• **PAGE TEXT**:
And the first step in doing this is to acknowledge and recognize the actors and processes that make up the world we inhabit, to recognize and feel part of our own ecological niche. When we notice the ruby-crowned kinglets returning to our neighborhood trees in the fall; when we witness the return of coho salmon to the creeks of west Marin in early winter; or revel in an abundant display of shooting stars on a hillside in early spring; or welcome the haunting song of the Swainson’s Thrush in the woodland canopy in early summer, then we’re tuning in to the seasonal cycles of our homeland. By doing that, by identifying and recognizing these native species and their cycles, we connect to them, feel part of their lives and feel them to be part of ours. And we begin to feel a little bit more at home in our home, which they are sharing with us.

Of course, for good or ill, nowadays we no longer depend, as our predecessors did, on perceiving these seasonal signals from the natural world, and the resources they represented, to feed and clothe and house ourselves. We don’t depend on the local coho salmon to feed our families in winter, so perhaps it’s not important for us to be keyed into their annual spawning run in Lagunitas Creek. We don’t need to harvest and roast the delicious bulbs of the brodeiea in late summer or the acorns in late fall, to survive.

Instead, these days our children are more likely to be attuned to the sign of the Golden Arches than to the ripening of acorns on our native oaks. We are much more likely to recognize the logos of major corporations than we are the native plants and animals of our home base. And of course, that makes sense. Our food comes from Subway and Safeway, not from the Laguna de Santa Rosa.

But I don’t think that this severing of our physical dependence on these natural cues for our individual and collective survival has nullified our spiritual need for that connection, for a communion with our natural surroundings. Because ultimately, we DO still depend on the natural world and its resources for survival, even if we live much of our lives separated from that reality by many layers of plastic packaging and video screen images. And I think we ignore that fact at our peril.

As humans, we have the awesome power to disrupt those cycles of the natural world. But we don’t have the power to escape the consequences of disrupting them, at least not forever. Indeed, this severing of our connection, as a people, to the natural world has serious and far-reaching consequences. Climate change is Exhibit A.

• **GOALS**:
(a) In the passage on seasonal cycles, the writer says that no longer depending on natural cues for survival has not removed our spiritual need for connection with nature. What reason does the passage give for this?
(b) List every native plant or animal that the passage on seasonal cycles names.
(c) Answer these from the passage on seasonal cycles:
(i) In what season do the coho salmon return to the creeks of west Marin?
(ii) In which creek does the passage place the coho salmon's annual spawning run?
(iii) What does the passage call Exhibit A?

• **DATA EXCERPTS**:
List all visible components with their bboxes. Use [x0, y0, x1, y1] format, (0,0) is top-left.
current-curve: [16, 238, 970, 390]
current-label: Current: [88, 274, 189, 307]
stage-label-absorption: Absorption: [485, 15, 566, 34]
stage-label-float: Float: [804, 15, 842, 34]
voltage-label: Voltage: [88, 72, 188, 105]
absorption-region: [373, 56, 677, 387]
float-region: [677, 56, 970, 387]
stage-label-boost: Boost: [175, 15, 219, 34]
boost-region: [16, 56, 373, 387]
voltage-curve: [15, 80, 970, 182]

* * *

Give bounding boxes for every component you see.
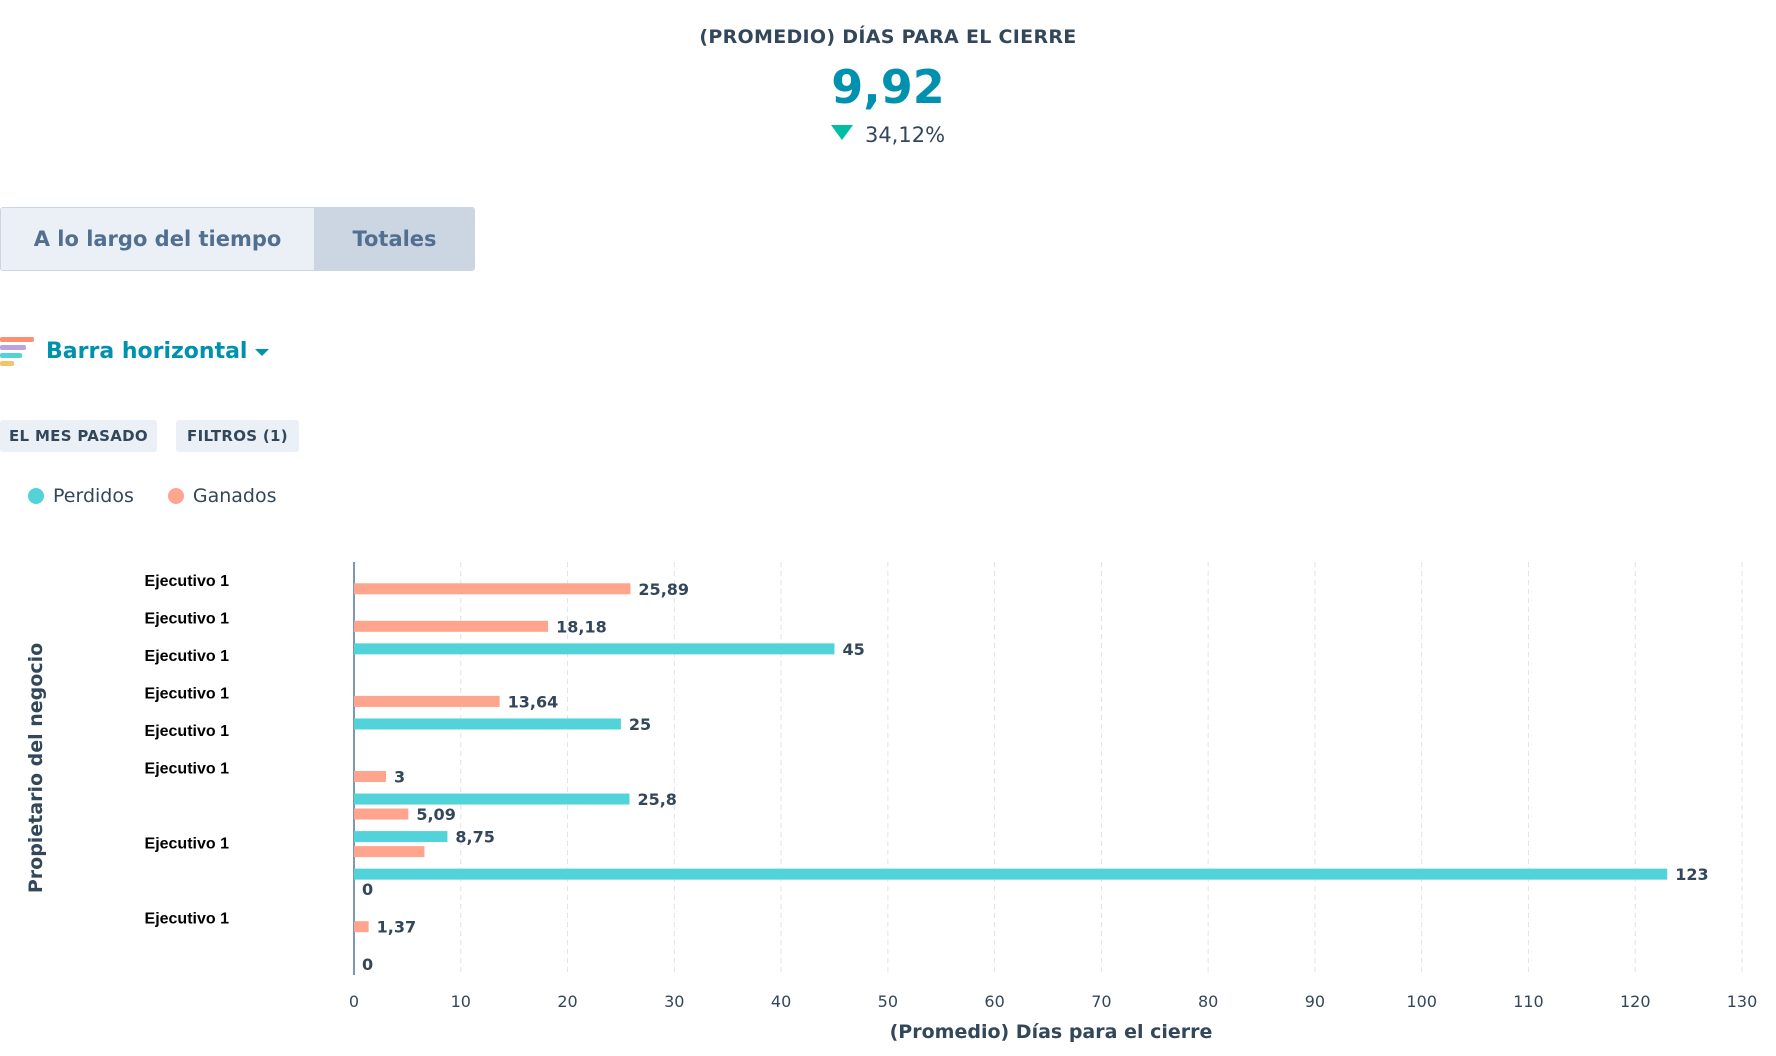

• **RESPONSES TO THE TASKS**:
(a) The passage says that in the end we still do depend on the natural world and its resources for survival. This holds even though much of our lives is separated from that reality by layers of plastic packaging and video screen images.

(b) ruby-crowned kinglets, coho salmon, shooting stars, Swainson's Thrush, brodeiea, native oaks

(c)
(i) Early winter.
(ii) Lagunitas Creek.
(iii) Climate change.